- [Data listing]:
start
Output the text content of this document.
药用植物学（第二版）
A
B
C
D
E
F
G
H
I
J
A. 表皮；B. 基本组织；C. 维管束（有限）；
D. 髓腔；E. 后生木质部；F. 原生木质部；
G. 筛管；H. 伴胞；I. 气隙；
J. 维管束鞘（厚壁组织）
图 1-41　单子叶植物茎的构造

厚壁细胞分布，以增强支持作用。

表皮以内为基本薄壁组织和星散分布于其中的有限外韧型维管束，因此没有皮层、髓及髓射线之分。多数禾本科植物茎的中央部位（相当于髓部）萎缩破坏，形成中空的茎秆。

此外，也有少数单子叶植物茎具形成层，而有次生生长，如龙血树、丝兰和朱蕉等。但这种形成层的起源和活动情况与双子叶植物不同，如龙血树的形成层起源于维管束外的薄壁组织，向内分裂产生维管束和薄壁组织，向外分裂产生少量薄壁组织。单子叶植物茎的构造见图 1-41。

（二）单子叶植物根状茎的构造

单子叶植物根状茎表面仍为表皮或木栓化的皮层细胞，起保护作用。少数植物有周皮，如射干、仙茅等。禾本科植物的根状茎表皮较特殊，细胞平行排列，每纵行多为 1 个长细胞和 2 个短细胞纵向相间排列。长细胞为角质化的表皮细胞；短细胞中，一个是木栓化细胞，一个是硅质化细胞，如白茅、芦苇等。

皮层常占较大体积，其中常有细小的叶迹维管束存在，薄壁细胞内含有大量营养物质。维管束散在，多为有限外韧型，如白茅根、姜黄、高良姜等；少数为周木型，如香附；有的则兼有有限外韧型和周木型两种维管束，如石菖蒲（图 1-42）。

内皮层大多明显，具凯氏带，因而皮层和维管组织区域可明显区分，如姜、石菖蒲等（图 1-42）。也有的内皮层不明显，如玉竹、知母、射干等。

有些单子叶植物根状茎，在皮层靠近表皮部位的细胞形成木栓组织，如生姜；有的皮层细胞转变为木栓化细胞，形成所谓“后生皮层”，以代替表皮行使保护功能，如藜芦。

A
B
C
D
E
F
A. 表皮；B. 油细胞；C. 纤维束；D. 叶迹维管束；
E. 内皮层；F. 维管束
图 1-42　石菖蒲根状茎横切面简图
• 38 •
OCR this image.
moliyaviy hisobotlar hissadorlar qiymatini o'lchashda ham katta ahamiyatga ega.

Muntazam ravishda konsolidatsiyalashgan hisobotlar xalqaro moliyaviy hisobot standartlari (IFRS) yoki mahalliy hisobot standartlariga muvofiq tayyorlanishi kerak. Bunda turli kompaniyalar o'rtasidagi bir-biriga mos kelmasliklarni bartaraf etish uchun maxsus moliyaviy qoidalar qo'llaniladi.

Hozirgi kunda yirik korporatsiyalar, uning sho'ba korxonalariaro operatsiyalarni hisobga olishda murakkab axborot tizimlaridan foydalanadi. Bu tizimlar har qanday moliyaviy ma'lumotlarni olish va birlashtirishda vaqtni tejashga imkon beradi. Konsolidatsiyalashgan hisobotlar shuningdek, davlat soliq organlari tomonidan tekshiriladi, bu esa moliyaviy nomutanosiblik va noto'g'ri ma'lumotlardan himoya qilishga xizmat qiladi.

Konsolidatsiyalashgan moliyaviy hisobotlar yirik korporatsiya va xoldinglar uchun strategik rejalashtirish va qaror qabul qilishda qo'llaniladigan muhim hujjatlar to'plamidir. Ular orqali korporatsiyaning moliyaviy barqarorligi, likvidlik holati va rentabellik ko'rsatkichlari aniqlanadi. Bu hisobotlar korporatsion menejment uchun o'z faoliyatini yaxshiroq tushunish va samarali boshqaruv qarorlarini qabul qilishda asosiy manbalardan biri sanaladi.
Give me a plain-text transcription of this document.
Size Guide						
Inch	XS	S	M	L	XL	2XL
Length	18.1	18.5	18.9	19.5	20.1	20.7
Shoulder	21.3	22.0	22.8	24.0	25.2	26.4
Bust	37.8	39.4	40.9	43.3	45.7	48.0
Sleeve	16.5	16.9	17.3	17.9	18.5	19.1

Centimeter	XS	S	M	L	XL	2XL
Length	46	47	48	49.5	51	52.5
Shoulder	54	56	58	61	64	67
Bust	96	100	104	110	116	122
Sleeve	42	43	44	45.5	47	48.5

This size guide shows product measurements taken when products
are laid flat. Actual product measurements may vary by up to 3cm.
end
- [Task details]: Please reproduce each record precisely as written.

- [Response]:
Output the text content of this document.
药用植物学（第二版）
A
B
C
D
E
F
G
H
I
J
A. 表皮；B. 基本组织；C. 维管束（有限）；
D. 髓腔；E. 后生木质部；F. 原生木质部；
G. 筛管；H. 伴胞；I. 气隙；
J. 维管束鞘（厚壁组织）
图 1-41　单子叶植物茎的构造

厚壁细胞分布，以增强支持作用。

表皮以内为基本薄壁组织和星散分布于其中的有限外韧型维管束，因此没有皮层、髓及髓射线之分。多数禾本科植物茎的中央部位（相当于髓部）萎缩破坏，形成中空的茎秆。

此外，也有少数单子叶植物茎具形成层，而有次生生长，如龙血树、丝兰和朱蕉等。但这种形成层的起源和活动情况与双子叶植物不同，如龙血树的形成层起源于维管束外的薄壁组织，向内分裂产生维管束和薄壁组织，向外分裂产生少量薄壁组织。单子叶植物茎的构造见图 1-41。

（二）单子叶植物根状茎的构造

单子叶植物根状茎表面仍为表皮或木栓化的皮层细胞，起保护作用。少数植物有周皮，如射干、仙茅等。禾本科植物的根状茎表皮较特殊，细胞平行排列，每纵行多为 1 个长细胞和 2 个短细胞纵向相间排列。长细胞为角质化的表皮细胞；短细胞中，一个是木栓化细胞，一个是硅质化细胞，如白茅、芦苇等。

皮层常占较大体积，其中常有细小的叶迹维管束存在，薄壁细胞内含有大量营养物质。维管束散在，多为有限外韧型，如白茅根、姜黄、高良姜等；少数为周木型，如香附；有的则兼有有限外韧型和周木型两种维管束，如石菖蒲（图 1-42）。

内皮层大多明显，具凯氏带，因而皮层和维管组织区域可明显区分，如姜、石菖蒲等（图 1-42）。也有的内皮层不明显，如玉竹、知母、射干等。

有些单子叶植物根状茎，在皮层靠近表皮部位的细胞形成木栓组织，如生姜；有的皮层细胞转变为木栓化细胞，形成所谓“后生皮层”，以代替表皮行使保护功能，如藜芦。

A
B
C
D
E
F
A. 表皮；B. 油细胞；C. 纤维束；D. 叶迹维管束；
E. 内皮层；F. 维管束
图 1-42　石菖蒲根状茎横切面简图
• 38 •
OCR this image.
moliyaviy hisobotlar hissadorlar qiymatini o'lchashda ham katta ahamiyatga ega.

Muntazam ravishda konsolidatsiyalashgan hisobotlar xalqaro moliyaviy hisobot standartlari (IFRS) yoki mahalliy hisobot standartlariga muvofiq tayyorlanishi kerak. Bunda turli kompaniyalar o'rtasidagi bir-biriga mos kelmasliklarni bartaraf etish uchun maxsus moliyaviy qoidalar qo'llaniladi.

Hozirgi kunda yirik korporatsiyalar, uning sho'ba korxonalariaro operatsiyalarni hisobga olishda murakkab axborot tizimlaridan foydalanadi. Bu tizimlar har qanday moliyaviy ma'lumotlarni olish va birlashtirishda vaqtni tejashga imkon beradi. Konsolidatsiyalashgan hisobotlar shuningdek, davlat soliq organlari tomonidan tekshiriladi, bu esa moliyaviy nomutanosiblik va noto'g'ri ma'lumotlardan himoya qilishga xizmat qiladi.

Konsolidatsiyalashgan moliyaviy hisobotlar yirik korporatsiya va xoldinglar uchun strategik rejalashtirish va qaror qabul qilishda qo'llaniladigan muhim hujjatlar to'plamidir. Ular orqali korporatsiyaning moliyaviy barqarorligi, likvidlik holati va rentabellik ko'rsatkichlari aniqlanadi. Bu hisobotlar korporatsion menejment uchun o'z faoliyatini yaxshiroq tushunish va samarali boshqaruv qarorlarini qabul qilishda asosiy manbalardan biri sanaladi.
Give me a plain-text transcription of this document.
Size Guide						
Inch	XS	S	M	L	XL	2XL
Length	18.1	18.5	18.9	19.5	20.1	20.7
Shoulder	21.3	22.0	22.8	24.0	25.2	26.4
Bust	37.8	39.4	40.9	43.3	45.7	48.0
Sleeve	16.5	16.9	17.3	17.9	18.5	19.1

Centimeter	XS	S	M	L	XL	2XL
Length	46	47	48	49.5	51	52.5
Shoulder	54	56	58	61	64	67
Bust	96	100	104	110	116	122
Sleeve	42	43	44	45.5	47	48.5

This size guide shows product measurements taken when products
are laid flat. Actual product measurements may vary by up to 3cm.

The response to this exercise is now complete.